**Set task:**
List each line of the data that holds the string "flthist".

**Dataset entries:**

** START **

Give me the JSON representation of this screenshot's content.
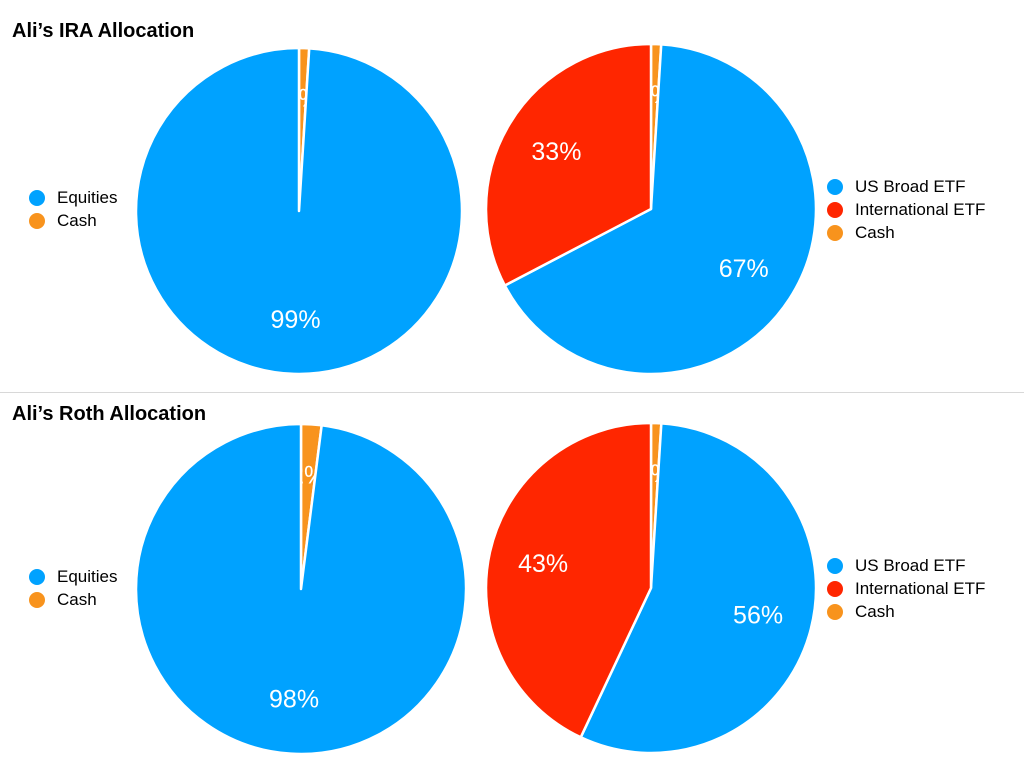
{
  "colors": {
    "equities": "#00a2ff",
    "us_broad": "#00a2ff",
    "international": "#ff2600",
    "cash": "#f8931d"
  },
  "sections": {
    "ira": {
      "title": "Ali’s IRA Allocation"
    },
    "roth": {
      "title": "Ali’s Roth Allocation"
    }
  },
  "chart_data": [
    {
      "type": "pie",
      "title": "Ali’s IRA Allocation",
      "slices": [
        {
          "label": "Cash",
          "value": 1,
          "display": "1%",
          "color": "#f8931d"
        },
        {
          "label": "Equities",
          "value": 99,
          "display": "99%",
          "color": "#00a2ff"
        }
      ],
      "legend": [
        "Equities",
        "Cash"
      ],
      "legend_position": "left"
    },
    {
      "type": "pie",
      "title": "Ali’s IRA Allocation",
      "slices": [
        {
          "label": "Cash",
          "value": 1,
          "display": "1%",
          "color": "#f8931d"
        },
        {
          "label": "US Broad ETF",
          "value": 67,
          "display": "67%",
          "color": "#00a2ff"
        },
        {
          "label": "International ETF",
          "value": 33,
          "display": "33%",
          "color": "#ff2600"
        }
      ],
      "legend": [
        "US Broad ETF",
        "International ETF",
        "Cash"
      ],
      "legend_position": "right"
    },
    {
      "type": "pie",
      "title": "Ali’s Roth Allocation",
      "slices": [
        {
          "label": "Cash",
          "value": 2,
          "display": "2%",
          "color": "#f8931d"
        },
        {
          "label": "Equities",
          "value": 98,
          "display": "98%",
          "color": "#00a2ff"
        }
      ],
      "legend": [
        "Equities",
        "Cash"
      ],
      "legend_position": "left"
    },
    {
      "type": "pie",
      "title": "Ali’s Roth Allocation",
      "slices": [
        {
          "label": "Cash",
          "value": 1,
          "display": "1%",
          "color": "#f8931d"
        },
        {
          "label": "US Broad ETF",
          "value": 56,
          "display": "56%",
          "color": "#00a2ff"
        },
        {
          "label": "International ETF",
          "value": 43,
          "display": "43%",
          "color": "#ff2600"
        }
      ],
      "legend": [
        "US Broad ETF",
        "International ETF",
        "Cash"
      ],
      "legend_position": "right"
    }
  ]
}
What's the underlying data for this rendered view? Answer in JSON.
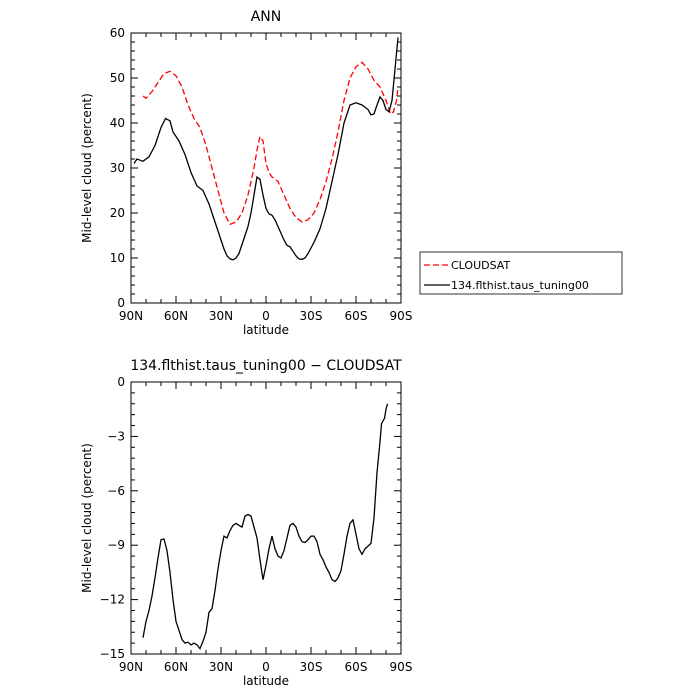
{
  "chart_data": [
    {
      "type": "line",
      "title": "ANN",
      "xlabel": "latitude",
      "ylabel": "Mid-level cloud (percent)",
      "xlim": [
        90,
        -90
      ],
      "ylim": [
        0,
        60
      ],
      "xticks": [
        90,
        60,
        30,
        0,
        -30,
        -60,
        -90
      ],
      "xtick_labels": [
        "90N",
        "60N",
        "30N",
        "0",
        "30S",
        "60S",
        "90S"
      ],
      "yticks": [
        0,
        10,
        20,
        30,
        40,
        50,
        60
      ],
      "ytick_labels": [
        "0",
        "10",
        "20",
        "30",
        "40",
        "50",
        "60"
      ],
      "legend_position": "right",
      "series": [
        {
          "name": "CLOUDSAT",
          "color": "#ff0000",
          "dash": "dashed",
          "points": [
            [
              82,
              46
            ],
            [
              80,
              45.5
            ],
            [
              76,
              47
            ],
            [
              72,
              49
            ],
            [
              68,
              51
            ],
            [
              64,
              51.5
            ],
            [
              60,
              50.5
            ],
            [
              56,
              48
            ],
            [
              52,
              44
            ],
            [
              48,
              41
            ],
            [
              44,
              39
            ],
            [
              40,
              35
            ],
            [
              36,
              30
            ],
            [
              32,
              25
            ],
            [
              28,
              20
            ],
            [
              24,
              17.5
            ],
            [
              20,
              18
            ],
            [
              16,
              20
            ],
            [
              12,
              24
            ],
            [
              8,
              30
            ],
            [
              6,
              34
            ],
            [
              4,
              37
            ],
            [
              2,
              36
            ],
            [
              0,
              31
            ],
            [
              -2,
              29
            ],
            [
              -4,
              28
            ],
            [
              -8,
              27
            ],
            [
              -12,
              24
            ],
            [
              -16,
              21
            ],
            [
              -20,
              19
            ],
            [
              -24,
              18
            ],
            [
              -28,
              18.5
            ],
            [
              -32,
              20
            ],
            [
              -36,
              23
            ],
            [
              -40,
              27
            ],
            [
              -44,
              32
            ],
            [
              -48,
              38
            ],
            [
              -52,
              45
            ],
            [
              -56,
              50
            ],
            [
              -60,
              52.5
            ],
            [
              -64,
              53.5
            ],
            [
              -68,
              52
            ],
            [
              -72,
              49.5
            ],
            [
              -76,
              48
            ],
            [
              -80,
              45
            ],
            [
              -83,
              42
            ],
            [
              -85,
              42.5
            ],
            [
              -87,
              45
            ],
            [
              -88,
              48
            ]
          ]
        },
        {
          "name": "134.flthist.taus_tuning00",
          "color": "#000000",
          "dash": "solid",
          "points": [
            [
              88,
              31
            ],
            [
              86,
              32
            ],
            [
              82,
              31.5
            ],
            [
              78,
              32.5
            ],
            [
              74,
              35
            ],
            [
              70,
              39
            ],
            [
              67,
              41
            ],
            [
              64,
              40.5
            ],
            [
              62,
              38
            ],
            [
              58,
              36
            ],
            [
              54,
              33
            ],
            [
              50,
              29
            ],
            [
              46,
              26
            ],
            [
              42,
              25
            ],
            [
              38,
              22
            ],
            [
              34,
              18
            ],
            [
              32,
              16
            ],
            [
              30,
              14
            ],
            [
              28,
              12
            ],
            [
              26,
              10.5
            ],
            [
              24,
              9.8
            ],
            [
              22,
              9.6
            ],
            [
              20,
              10
            ],
            [
              18,
              11
            ],
            [
              16,
              13
            ],
            [
              14,
              15
            ],
            [
              12,
              17
            ],
            [
              10,
              20
            ],
            [
              8,
              24
            ],
            [
              6,
              28
            ],
            [
              4,
              27.5
            ],
            [
              2,
              24
            ],
            [
              0,
              21
            ],
            [
              -2,
              19.8
            ],
            [
              -4,
              19.5
            ],
            [
              -6,
              18.5
            ],
            [
              -8,
              17
            ],
            [
              -10,
              15.5
            ],
            [
              -12,
              14
            ],
            [
              -14,
              12.8
            ],
            [
              -16,
              12.5
            ],
            [
              -18,
              11.5
            ],
            [
              -20,
              10.5
            ],
            [
              -22,
              9.8
            ],
            [
              -24,
              9.7
            ],
            [
              -26,
              10
            ],
            [
              -28,
              11
            ],
            [
              -32,
              13.5
            ],
            [
              -36,
              16.5
            ],
            [
              -40,
              21
            ],
            [
              -44,
              27
            ],
            [
              -48,
              33
            ],
            [
              -52,
              40
            ],
            [
              -56,
              44
            ],
            [
              -60,
              44.5
            ],
            [
              -64,
              44
            ],
            [
              -68,
              43
            ],
            [
              -70,
              41.8
            ],
            [
              -72,
              42
            ],
            [
              -74,
              44
            ],
            [
              -76,
              45.8
            ],
            [
              -78,
              45
            ],
            [
              -80,
              43
            ],
            [
              -82,
              42.5
            ],
            [
              -84,
              45
            ],
            [
              -86,
              52
            ],
            [
              -88,
              59
            ]
          ]
        }
      ]
    },
    {
      "type": "line",
      "title": "134.flthist.taus_tuning00 − CLOUDSAT",
      "xlabel": "latitude",
      "ylabel": "Mid-level cloud (percent)",
      "xlim": [
        90,
        -90
      ],
      "ylim": [
        -15,
        0
      ],
      "xticks": [
        90,
        60,
        30,
        0,
        -30,
        -60,
        -90
      ],
      "xtick_labels": [
        "90N",
        "60N",
        "30N",
        "0",
        "30S",
        "60S",
        "90S"
      ],
      "yticks": [
        -15,
        -12,
        -9,
        -6,
        -3,
        0
      ],
      "ytick_labels": [
        "−15",
        "−12",
        "−9",
        "−6",
        "−3",
        "0"
      ],
      "series": [
        {
          "color": "#000000",
          "dash": "solid",
          "points": [
            [
              82,
              -14.1
            ],
            [
              80,
              -13.2
            ],
            [
              78,
              -12.6
            ],
            [
              76,
              -11.8
            ],
            [
              74,
              -10.8
            ],
            [
              72,
              -9.7
            ],
            [
              70,
              -8.7
            ],
            [
              68,
              -8.65
            ],
            [
              66,
              -9.3
            ],
            [
              64,
              -10.5
            ],
            [
              62,
              -12
            ],
            [
              60,
              -13.2
            ],
            [
              58,
              -13.7
            ],
            [
              56,
              -14.2
            ],
            [
              54,
              -14.4
            ],
            [
              52,
              -14.35
            ],
            [
              50,
              -14.5
            ],
            [
              48,
              -14.4
            ],
            [
              46,
              -14.5
            ],
            [
              44,
              -14.7
            ],
            [
              42,
              -14.3
            ],
            [
              40,
              -13.8
            ],
            [
              38,
              -12.7
            ],
            [
              36,
              -12.5
            ],
            [
              34,
              -11.5
            ],
            [
              32,
              -10.3
            ],
            [
              30,
              -9.3
            ],
            [
              28,
              -8.5
            ],
            [
              26,
              -8.6
            ],
            [
              24,
              -8.2
            ],
            [
              22,
              -7.9
            ],
            [
              20,
              -7.8
            ],
            [
              18,
              -7.9
            ],
            [
              16,
              -8
            ],
            [
              14,
              -7.4
            ],
            [
              12,
              -7.3
            ],
            [
              10,
              -7.4
            ],
            [
              8,
              -8
            ],
            [
              6,
              -8.6
            ],
            [
              4,
              -9.8
            ],
            [
              2,
              -10.9
            ],
            [
              0,
              -10.1
            ],
            [
              -2,
              -9.2
            ],
            [
              -4,
              -8.5
            ],
            [
              -6,
              -9.2
            ],
            [
              -8,
              -9.6
            ],
            [
              -10,
              -9.7
            ],
            [
              -12,
              -9.3
            ],
            [
              -14,
              -8.6
            ],
            [
              -16,
              -7.9
            ],
            [
              -18,
              -7.8
            ],
            [
              -20,
              -8
            ],
            [
              -22,
              -8.5
            ],
            [
              -24,
              -8.8
            ],
            [
              -26,
              -8.85
            ],
            [
              -28,
              -8.7
            ],
            [
              -30,
              -8.5
            ],
            [
              -32,
              -8.5
            ],
            [
              -34,
              -8.8
            ],
            [
              -36,
              -9.5
            ],
            [
              -38,
              -9.8
            ],
            [
              -40,
              -10.2
            ],
            [
              -42,
              -10.5
            ],
            [
              -44,
              -10.9
            ],
            [
              -46,
              -11
            ],
            [
              -48,
              -10.8
            ],
            [
              -50,
              -10.4
            ],
            [
              -52,
              -9.5
            ],
            [
              -54,
              -8.5
            ],
            [
              -56,
              -7.8
            ],
            [
              -58,
              -7.6
            ],
            [
              -60,
              -8.4
            ],
            [
              -62,
              -9.2
            ],
            [
              -64,
              -9.5
            ],
            [
              -66,
              -9.2
            ],
            [
              -68,
              -9.05
            ],
            [
              -70,
              -8.9
            ],
            [
              -72,
              -7.5
            ],
            [
              -74,
              -5
            ],
            [
              -76,
              -3.3
            ],
            [
              -77,
              -2.3
            ],
            [
              -79,
              -2
            ],
            [
              -80,
              -1.5
            ],
            [
              -81,
              -1.2
            ]
          ]
        }
      ]
    }
  ]
}
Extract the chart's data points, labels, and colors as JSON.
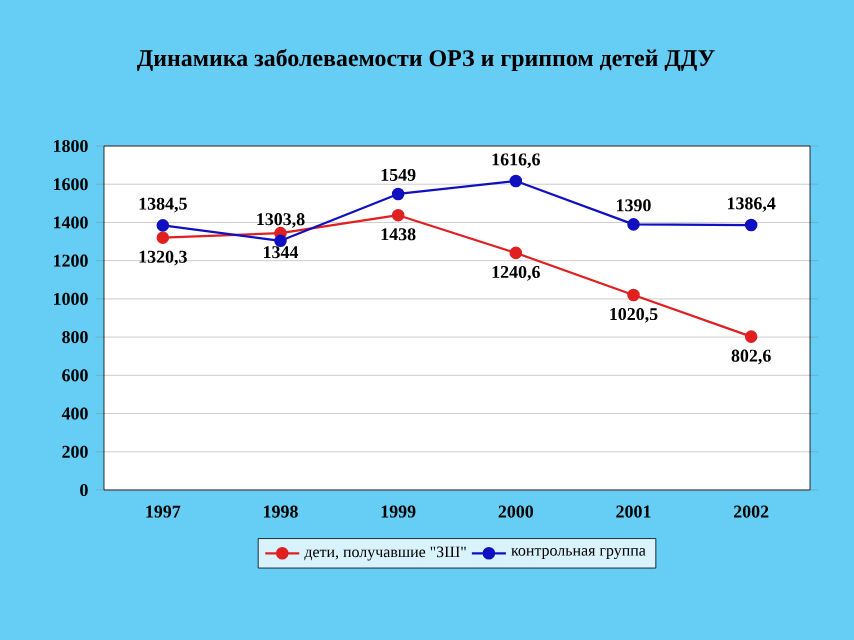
{
  "chart_data": {
    "type": "line",
    "title": "Динамика заболеваемости ОРЗ и гриппом детей ДДУ",
    "categories": [
      "1997",
      "1998",
      "1999",
      "2000",
      "2001",
      "2002"
    ],
    "series": [
      {
        "name": "дети, получавшие \"ЗШ\"",
        "color": "#e02020",
        "values": [
          1320.3,
          1344,
          1438,
          1240.6,
          1020.5,
          802.6
        ],
        "value_labels": [
          "1320,3",
          "1344",
          "1438",
          "1240,6",
          "1020,5",
          "802,6"
        ]
      },
      {
        "name": "контрольная группа",
        "color": "#1010c0",
        "values": [
          1384.5,
          1303.8,
          1549,
          1616.6,
          1390,
          1386.4
        ],
        "value_labels": [
          "1384,5",
          "1303,8",
          "1549",
          "1616,6",
          "1390",
          "1386,4"
        ]
      }
    ],
    "ylim": [
      0,
      1800
    ],
    "yticks": [
      0,
      200,
      400,
      600,
      800,
      1000,
      1200,
      1400,
      1600,
      1800
    ],
    "grid": "y",
    "legend": "bottom",
    "marker": "circle",
    "line_style": "solid"
  }
}
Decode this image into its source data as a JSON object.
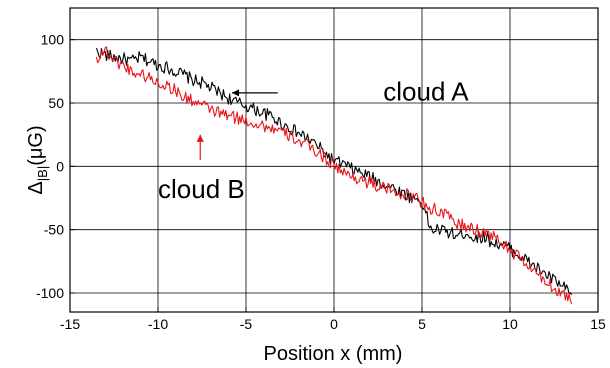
{
  "chart_data": {
    "type": "line",
    "title": "",
    "xlabel": "Position x (mm)",
    "ylabel_main": "Δ",
    "ylabel_sub": "|B|",
    "ylabel_unit": "(μG)",
    "xlim": [
      -15,
      15
    ],
    "ylim": [
      -115,
      125
    ],
    "xticks": [
      -15,
      -10,
      -5,
      0,
      5,
      10,
      15
    ],
    "yticks": [
      100,
      50,
      0,
      -50,
      -100
    ],
    "grid": true,
    "series": [
      {
        "color": "#000000",
        "x": [
          -13.5,
          -13,
          -12.5,
          -12,
          -11.5,
          -11,
          -10.5,
          -10,
          -9.5,
          -9,
          -8.5,
          -8,
          -7.5,
          -7,
          -6.5,
          -6,
          -5.5,
          -5,
          -4.5,
          -4,
          -3.5,
          -3,
          -2.5,
          -2,
          -1.5,
          -1,
          -0.5,
          0,
          0.5,
          1,
          1.5,
          2,
          2.5,
          3,
          3.5,
          4,
          4.5,
          5,
          5.5,
          6,
          6.5,
          7,
          7.5,
          8,
          8.5,
          9,
          9.5,
          10,
          10.5,
          11,
          11.5,
          12,
          12.5,
          13,
          13.5
        ],
        "values": [
          91,
          88,
          86,
          85,
          83,
          86,
          83,
          80,
          78,
          75,
          72,
          68,
          66,
          62,
          58,
          54,
          50,
          48,
          45,
          42,
          39,
          34,
          30,
          26,
          22,
          17,
          10,
          4,
          2,
          -2,
          -5,
          -8,
          -12,
          -15,
          -18,
          -22,
          -25,
          -28,
          -50,
          -50,
          -52,
          -55,
          -52,
          -57,
          -55,
          -60,
          -62,
          -65,
          -70,
          -75,
          -80,
          -85,
          -90,
          -95,
          -102
        ]
      },
      {
        "color": "#e8141c",
        "x": [
          -13.5,
          -13,
          -12.5,
          -12,
          -11.5,
          -11,
          -10.5,
          -10,
          -9.5,
          -9,
          -8.5,
          -8,
          -7.5,
          -7,
          -6.5,
          -6,
          -5.5,
          -5,
          -4.5,
          -4,
          -3.5,
          -3,
          -2.5,
          -2,
          -1.5,
          -1,
          -0.5,
          0,
          0.5,
          1,
          1.5,
          2,
          2.5,
          3,
          3.5,
          4,
          4.5,
          5,
          5.5,
          6,
          6.5,
          7,
          7.5,
          8,
          8.5,
          9,
          9.5,
          10,
          10.5,
          11,
          11.5,
          12,
          12.5,
          13,
          13.5
        ],
        "values": [
          85,
          92,
          84,
          80,
          75,
          73,
          70,
          66,
          64,
          60,
          54,
          52,
          48,
          45,
          42,
          40,
          38,
          36,
          34,
          32,
          30,
          27,
          24,
          20,
          16,
          12,
          6,
          2,
          -5,
          -8,
          -10,
          -13,
          -16,
          -18,
          -20,
          -22,
          -24,
          -28,
          -33,
          -36,
          -40,
          -45,
          -48,
          -50,
          -52,
          -55,
          -60,
          -66,
          -72,
          -78,
          -85,
          -90,
          -96,
          -100,
          -105
        ]
      }
    ],
    "annotations": [
      {
        "text": "cloud A",
        "x": 2.8,
        "y": 52,
        "arrow_from_x": -3.2,
        "arrow_from_y": 58,
        "arrow_to_x": -5.8,
        "arrow_to_y": 58
      },
      {
        "text": "cloud B",
        "x": -10,
        "y": -25,
        "arrow_from_x": -7.6,
        "arrow_from_y": 5,
        "arrow_to_x": -7.6,
        "arrow_to_y": 25
      }
    ]
  }
}
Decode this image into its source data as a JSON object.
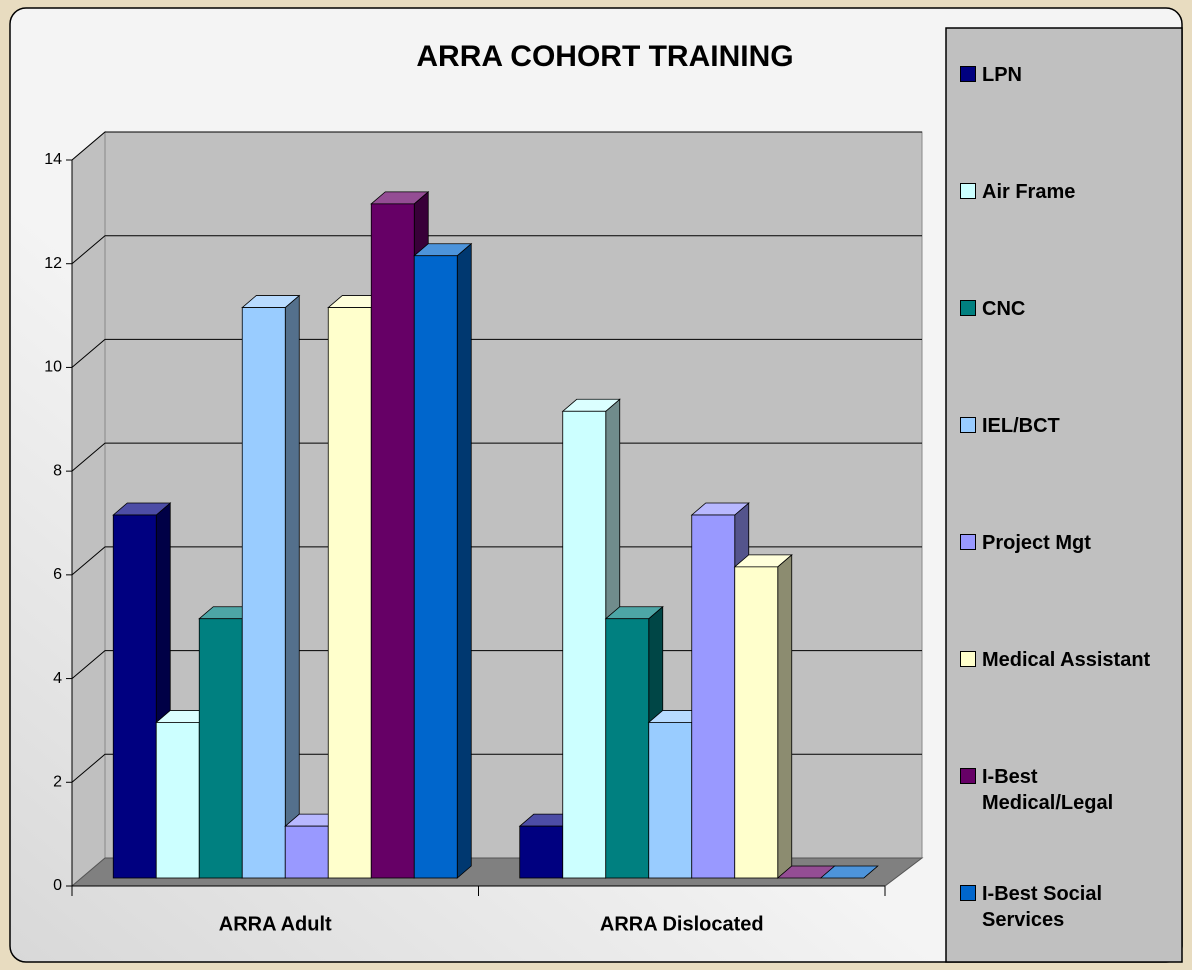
{
  "chart_data": {
    "type": "bar3d",
    "title": "ARRA COHORT TRAINING",
    "categories": [
      "ARRA Adult",
      "ARRA Dislocated"
    ],
    "series": [
      {
        "name": "LPN",
        "color": "#000080",
        "values": [
          7,
          1
        ]
      },
      {
        "name": "Air Frame",
        "color": "#ccffff",
        "values": [
          3,
          9
        ]
      },
      {
        "name": "CNC",
        "color": "#008080",
        "values": [
          5,
          5
        ]
      },
      {
        "name": "IEL/BCT",
        "color": "#99ccff",
        "values": [
          11,
          3
        ]
      },
      {
        "name": "Project Mgt",
        "color": "#9999ff",
        "values": [
          1,
          7
        ]
      },
      {
        "name": "Medical Assistant",
        "color": "#ffffcc",
        "values": [
          11,
          6
        ]
      },
      {
        "name": "I-Best Medical/Legal",
        "color": "#660066",
        "values": [
          13,
          0
        ]
      },
      {
        "name": "I-Best Social Services",
        "color": "#0066cc",
        "values": [
          12,
          0
        ]
      }
    ],
    "ylim": [
      0,
      14
    ],
    "yticks": [
      0,
      2,
      4,
      6,
      8,
      10,
      12,
      14
    ],
    "grid": true,
    "legend": "right"
  }
}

** END **

**Written answer:**
          "name": "134.flthist.taus_tuning00",
      "title": "134.flthist.taus_tuning00 − CLOUDSAT",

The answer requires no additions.